--- Task directions ---
Every single line below has to be printed once more, exactly.

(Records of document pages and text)
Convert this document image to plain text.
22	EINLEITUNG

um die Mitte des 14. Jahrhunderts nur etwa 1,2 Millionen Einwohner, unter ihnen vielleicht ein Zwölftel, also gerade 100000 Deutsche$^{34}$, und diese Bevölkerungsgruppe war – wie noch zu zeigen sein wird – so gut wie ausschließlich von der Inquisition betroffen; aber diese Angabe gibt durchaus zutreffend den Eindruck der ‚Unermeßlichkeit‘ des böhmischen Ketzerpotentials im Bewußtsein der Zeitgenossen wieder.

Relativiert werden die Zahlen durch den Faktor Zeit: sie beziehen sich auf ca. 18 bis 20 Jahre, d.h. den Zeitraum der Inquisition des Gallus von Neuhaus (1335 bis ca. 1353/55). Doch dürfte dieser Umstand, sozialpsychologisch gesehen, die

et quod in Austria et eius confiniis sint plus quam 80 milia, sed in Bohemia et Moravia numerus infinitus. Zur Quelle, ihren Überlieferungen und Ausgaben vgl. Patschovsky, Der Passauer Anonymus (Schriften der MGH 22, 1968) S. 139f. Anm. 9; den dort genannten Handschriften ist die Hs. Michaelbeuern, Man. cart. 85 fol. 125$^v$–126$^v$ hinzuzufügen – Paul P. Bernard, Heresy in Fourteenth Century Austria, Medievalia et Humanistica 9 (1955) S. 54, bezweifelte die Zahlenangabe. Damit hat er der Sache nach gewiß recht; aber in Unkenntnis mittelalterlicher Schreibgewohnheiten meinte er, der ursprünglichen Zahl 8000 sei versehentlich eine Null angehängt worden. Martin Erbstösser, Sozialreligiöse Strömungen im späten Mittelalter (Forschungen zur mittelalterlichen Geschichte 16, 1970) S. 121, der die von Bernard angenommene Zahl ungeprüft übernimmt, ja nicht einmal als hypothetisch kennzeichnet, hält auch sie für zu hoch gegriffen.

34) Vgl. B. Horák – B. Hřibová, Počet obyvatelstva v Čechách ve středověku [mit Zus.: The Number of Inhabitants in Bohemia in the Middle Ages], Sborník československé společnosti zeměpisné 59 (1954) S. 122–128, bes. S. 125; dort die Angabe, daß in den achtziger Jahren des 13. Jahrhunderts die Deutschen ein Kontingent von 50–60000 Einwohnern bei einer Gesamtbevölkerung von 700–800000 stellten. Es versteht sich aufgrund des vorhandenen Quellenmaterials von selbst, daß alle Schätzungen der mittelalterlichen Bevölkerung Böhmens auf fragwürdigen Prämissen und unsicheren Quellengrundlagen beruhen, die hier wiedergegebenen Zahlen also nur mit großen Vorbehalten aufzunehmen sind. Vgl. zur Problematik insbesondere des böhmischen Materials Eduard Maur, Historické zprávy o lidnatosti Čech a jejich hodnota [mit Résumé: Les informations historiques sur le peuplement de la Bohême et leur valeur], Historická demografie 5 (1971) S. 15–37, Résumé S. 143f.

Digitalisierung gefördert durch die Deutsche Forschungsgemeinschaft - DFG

--- Exercise response ---
Convert this document image to plain text.
22	EINLEITUNG

um die Mitte des 14. Jahrhunderts nur etwa 1,2 Millionen Einwohner, unter ihnen vielleicht ein Zwölftel, also gerade 100000 Deutsche$^{34}$, und diese Bevölkerungsgruppe war – wie noch zu zeigen sein wird – so gut wie ausschließlich von der Inquisition betroffen; aber diese Angabe gibt durchaus zutreffend den Eindruck der ‚Unermeßlichkeit‘ des böhmischen Ketzerpotentials im Bewußtsein der Zeitgenossen wieder.

Relativiert werden die Zahlen durch den Faktor Zeit: sie beziehen sich auf ca. 18 bis 20 Jahre, d.h. den Zeitraum der Inquisition des Gallus von Neuhaus (1335 bis ca. 1353/55). Doch dürfte dieser Umstand, sozialpsychologisch gesehen, die

et quod in Austria et eius confiniis sint plus quam 80 milia, sed in Bohemia et Moravia numerus infinitus. Zur Quelle, ihren Überlieferungen und Ausgaben vgl. Patschovsky, Der Passauer Anonymus (Schriften der MGH 22, 1968) S. 139f. Anm. 9; den dort genannten Handschriften ist die Hs. Michaelbeuern, Man. cart. 85 fol. 125$^v$–126$^v$ hinzuzufügen – Paul P. Bernard, Heresy in Fourteenth Century Austria, Medievalia et Humanistica 9 (1955) S. 54, bezweifelte die Zahlenangabe. Damit hat er der Sache nach gewiß recht; aber in Unkenntnis mittelalterlicher Schreibgewohnheiten meinte er, der ursprünglichen Zahl 8000 sei versehentlich eine Null angehängt worden. Martin Erbstösser, Sozialreligiöse Strömungen im späten Mittelalter (Forschungen zur mittelalterlichen Geschichte 16, 1970) S. 121, der die von Bernard angenommene Zahl ungeprüft übernimmt, ja nicht einmal als hypothetisch kennzeichnet, hält auch sie für zu hoch gegriffen.

34) Vgl. B. Horák – B. Hřibová, Počet obyvatelstva v Čechách ve středověku [mit Zus.: The Number of Inhabitants in Bohemia in the Middle Ages], Sborník československé společnosti zeměpisné 59 (1954) S. 122–128, bes. S. 125; dort die Angabe, daß in den achtziger Jahren des 13. Jahrhunderts die Deutschen ein Kontingent von 50–60000 Einwohnern bei einer Gesamtbevölkerung von 700–800000 stellten. Es versteht sich aufgrund des vorhandenen Quellenmaterials von selbst, daß alle Schätzungen der mittelalterlichen Bevölkerung Böhmens auf fragwürdigen Prämissen und unsicheren Quellengrundlagen beruhen, die hier wiedergegebenen Zahlen also nur mit großen Vorbehalten aufzunehmen sind. Vgl. zur Problematik insbesondere des böhmischen Materials Eduard Maur, Historické zprávy o lidnatosti Čech a jejich hodnota [mit Résumé: Les informations historiques sur le peuplement de la Bohême et leur valeur], Historická demografie 5 (1971) S. 15–37, Résumé S. 143f.

Digitalisierung gefördert durch die Deutsche Forschungsgemeinschaft - DFG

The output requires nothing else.